▸ Written problem:
In the records below, pick out all lines containing the word "sublabel".
>> Begin
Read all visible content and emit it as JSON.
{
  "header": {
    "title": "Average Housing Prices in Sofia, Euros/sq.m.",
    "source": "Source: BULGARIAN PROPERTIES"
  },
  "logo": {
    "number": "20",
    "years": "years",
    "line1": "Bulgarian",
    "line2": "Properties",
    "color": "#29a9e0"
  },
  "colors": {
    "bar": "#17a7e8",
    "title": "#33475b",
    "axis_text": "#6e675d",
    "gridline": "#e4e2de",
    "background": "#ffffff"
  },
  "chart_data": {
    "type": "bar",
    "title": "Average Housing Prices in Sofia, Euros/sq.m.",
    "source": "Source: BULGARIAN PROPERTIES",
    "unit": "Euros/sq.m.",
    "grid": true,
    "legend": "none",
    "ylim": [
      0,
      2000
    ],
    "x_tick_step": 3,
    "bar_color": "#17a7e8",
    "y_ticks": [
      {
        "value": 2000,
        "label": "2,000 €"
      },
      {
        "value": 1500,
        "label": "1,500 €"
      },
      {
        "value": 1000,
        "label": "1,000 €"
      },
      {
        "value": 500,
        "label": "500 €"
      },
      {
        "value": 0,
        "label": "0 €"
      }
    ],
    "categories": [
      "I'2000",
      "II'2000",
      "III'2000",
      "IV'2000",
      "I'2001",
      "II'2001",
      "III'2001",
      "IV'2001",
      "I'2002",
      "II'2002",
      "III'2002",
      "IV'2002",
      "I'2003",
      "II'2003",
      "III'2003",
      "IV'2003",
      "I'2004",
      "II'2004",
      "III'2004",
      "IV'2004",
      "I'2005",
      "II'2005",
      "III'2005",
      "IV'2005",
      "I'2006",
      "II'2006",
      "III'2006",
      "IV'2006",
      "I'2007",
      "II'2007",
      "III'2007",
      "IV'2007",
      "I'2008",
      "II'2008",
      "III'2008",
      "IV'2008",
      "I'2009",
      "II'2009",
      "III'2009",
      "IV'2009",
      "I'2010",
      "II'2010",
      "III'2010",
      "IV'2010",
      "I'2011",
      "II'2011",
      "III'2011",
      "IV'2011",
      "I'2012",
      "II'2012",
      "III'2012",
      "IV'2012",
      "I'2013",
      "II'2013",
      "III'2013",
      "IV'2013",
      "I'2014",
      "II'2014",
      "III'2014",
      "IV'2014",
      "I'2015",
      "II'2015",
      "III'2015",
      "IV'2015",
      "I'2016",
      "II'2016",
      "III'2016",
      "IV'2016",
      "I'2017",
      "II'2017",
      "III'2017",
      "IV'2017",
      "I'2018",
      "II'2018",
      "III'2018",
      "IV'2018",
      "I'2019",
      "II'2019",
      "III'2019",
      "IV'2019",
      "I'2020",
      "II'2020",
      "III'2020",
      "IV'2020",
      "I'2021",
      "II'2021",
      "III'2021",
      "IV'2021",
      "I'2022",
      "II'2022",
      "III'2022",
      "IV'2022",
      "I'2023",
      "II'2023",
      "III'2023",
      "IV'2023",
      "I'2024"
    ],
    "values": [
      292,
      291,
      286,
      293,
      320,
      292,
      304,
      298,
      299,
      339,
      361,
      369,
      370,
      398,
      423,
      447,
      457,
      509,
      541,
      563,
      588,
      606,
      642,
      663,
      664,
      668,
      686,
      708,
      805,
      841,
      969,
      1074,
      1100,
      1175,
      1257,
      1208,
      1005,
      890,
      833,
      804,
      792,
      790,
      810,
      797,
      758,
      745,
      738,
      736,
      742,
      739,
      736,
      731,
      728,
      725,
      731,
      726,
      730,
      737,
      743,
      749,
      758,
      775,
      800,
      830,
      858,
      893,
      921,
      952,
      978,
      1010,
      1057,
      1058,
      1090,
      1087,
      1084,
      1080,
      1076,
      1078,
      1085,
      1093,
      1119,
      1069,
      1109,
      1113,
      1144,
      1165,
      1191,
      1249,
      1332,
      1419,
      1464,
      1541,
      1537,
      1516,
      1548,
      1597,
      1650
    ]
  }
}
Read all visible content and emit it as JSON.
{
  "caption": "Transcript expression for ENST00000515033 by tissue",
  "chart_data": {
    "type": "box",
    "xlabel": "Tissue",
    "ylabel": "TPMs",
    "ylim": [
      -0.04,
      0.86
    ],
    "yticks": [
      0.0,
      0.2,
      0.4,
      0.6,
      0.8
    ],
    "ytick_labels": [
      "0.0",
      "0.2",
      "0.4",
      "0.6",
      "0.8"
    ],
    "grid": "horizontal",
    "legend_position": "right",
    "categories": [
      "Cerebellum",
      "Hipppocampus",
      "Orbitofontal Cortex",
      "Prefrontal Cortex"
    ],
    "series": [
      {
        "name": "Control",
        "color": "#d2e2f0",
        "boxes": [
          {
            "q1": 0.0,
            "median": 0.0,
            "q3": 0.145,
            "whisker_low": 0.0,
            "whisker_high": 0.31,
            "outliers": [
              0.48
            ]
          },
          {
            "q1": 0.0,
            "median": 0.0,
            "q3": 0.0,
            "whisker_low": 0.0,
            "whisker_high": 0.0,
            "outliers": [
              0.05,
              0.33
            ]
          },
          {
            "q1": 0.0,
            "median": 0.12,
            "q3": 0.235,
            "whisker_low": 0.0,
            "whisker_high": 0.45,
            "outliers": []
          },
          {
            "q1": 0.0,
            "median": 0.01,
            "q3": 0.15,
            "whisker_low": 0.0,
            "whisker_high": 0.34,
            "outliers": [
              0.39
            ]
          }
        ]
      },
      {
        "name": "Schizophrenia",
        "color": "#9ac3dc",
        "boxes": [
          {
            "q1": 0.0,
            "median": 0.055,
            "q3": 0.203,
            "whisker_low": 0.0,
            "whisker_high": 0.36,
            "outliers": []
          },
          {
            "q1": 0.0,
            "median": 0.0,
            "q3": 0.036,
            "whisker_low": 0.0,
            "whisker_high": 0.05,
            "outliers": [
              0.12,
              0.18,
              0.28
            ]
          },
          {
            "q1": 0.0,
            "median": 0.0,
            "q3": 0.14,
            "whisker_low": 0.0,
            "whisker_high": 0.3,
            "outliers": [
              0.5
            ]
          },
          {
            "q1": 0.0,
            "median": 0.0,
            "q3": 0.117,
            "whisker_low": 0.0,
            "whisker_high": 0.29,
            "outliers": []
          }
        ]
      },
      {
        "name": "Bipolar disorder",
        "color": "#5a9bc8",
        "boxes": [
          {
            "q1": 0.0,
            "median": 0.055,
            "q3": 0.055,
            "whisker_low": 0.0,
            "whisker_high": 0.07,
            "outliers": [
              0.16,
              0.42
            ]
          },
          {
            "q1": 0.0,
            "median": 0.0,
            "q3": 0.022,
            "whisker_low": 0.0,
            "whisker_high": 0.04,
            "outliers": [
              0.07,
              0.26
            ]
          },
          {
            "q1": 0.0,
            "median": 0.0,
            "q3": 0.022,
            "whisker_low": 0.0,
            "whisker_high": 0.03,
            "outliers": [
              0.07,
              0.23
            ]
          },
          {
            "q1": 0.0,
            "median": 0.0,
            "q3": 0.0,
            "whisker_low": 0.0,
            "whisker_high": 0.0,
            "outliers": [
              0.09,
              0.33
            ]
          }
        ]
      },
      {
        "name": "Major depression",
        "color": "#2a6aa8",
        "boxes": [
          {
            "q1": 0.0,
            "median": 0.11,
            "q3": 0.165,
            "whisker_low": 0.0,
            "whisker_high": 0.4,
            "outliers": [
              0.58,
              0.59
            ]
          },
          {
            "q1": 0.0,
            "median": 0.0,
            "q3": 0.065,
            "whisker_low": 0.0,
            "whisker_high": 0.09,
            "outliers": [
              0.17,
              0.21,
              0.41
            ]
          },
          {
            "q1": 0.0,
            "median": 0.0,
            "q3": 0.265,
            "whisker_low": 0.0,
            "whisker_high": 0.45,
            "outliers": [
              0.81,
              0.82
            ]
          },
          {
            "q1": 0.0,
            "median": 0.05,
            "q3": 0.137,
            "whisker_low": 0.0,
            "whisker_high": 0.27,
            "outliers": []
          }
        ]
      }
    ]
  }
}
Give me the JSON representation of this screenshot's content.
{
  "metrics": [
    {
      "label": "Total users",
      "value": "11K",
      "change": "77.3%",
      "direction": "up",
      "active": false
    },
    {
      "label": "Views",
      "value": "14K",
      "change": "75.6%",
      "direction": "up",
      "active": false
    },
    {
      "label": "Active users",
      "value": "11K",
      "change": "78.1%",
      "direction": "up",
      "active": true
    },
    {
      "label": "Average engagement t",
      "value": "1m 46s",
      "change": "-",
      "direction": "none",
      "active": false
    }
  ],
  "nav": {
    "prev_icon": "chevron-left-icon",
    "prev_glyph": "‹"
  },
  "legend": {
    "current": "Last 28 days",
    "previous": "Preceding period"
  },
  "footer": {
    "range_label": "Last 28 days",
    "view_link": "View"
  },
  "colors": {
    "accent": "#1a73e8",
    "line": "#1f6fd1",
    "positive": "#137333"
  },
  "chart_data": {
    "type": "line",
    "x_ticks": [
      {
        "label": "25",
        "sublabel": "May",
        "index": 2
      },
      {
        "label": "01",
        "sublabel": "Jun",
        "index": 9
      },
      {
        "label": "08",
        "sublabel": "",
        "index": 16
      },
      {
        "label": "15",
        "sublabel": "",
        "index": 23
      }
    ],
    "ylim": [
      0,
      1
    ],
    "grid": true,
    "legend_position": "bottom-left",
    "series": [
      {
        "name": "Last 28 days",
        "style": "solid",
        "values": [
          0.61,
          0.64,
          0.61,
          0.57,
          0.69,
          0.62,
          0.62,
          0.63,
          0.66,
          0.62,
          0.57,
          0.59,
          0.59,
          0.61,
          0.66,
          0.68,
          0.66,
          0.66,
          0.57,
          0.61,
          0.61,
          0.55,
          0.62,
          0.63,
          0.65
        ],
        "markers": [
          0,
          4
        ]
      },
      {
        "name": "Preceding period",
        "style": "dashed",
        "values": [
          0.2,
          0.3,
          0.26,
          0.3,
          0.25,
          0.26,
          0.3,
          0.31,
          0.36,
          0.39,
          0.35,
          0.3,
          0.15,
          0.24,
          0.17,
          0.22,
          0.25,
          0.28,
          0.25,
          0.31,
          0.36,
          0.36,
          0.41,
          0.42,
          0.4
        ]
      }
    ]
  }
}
>> End
▸ Result below:
        "sublabel": "May",
        "sublabel": "Jun",
        "sublabel": "",
        "sublabel": "",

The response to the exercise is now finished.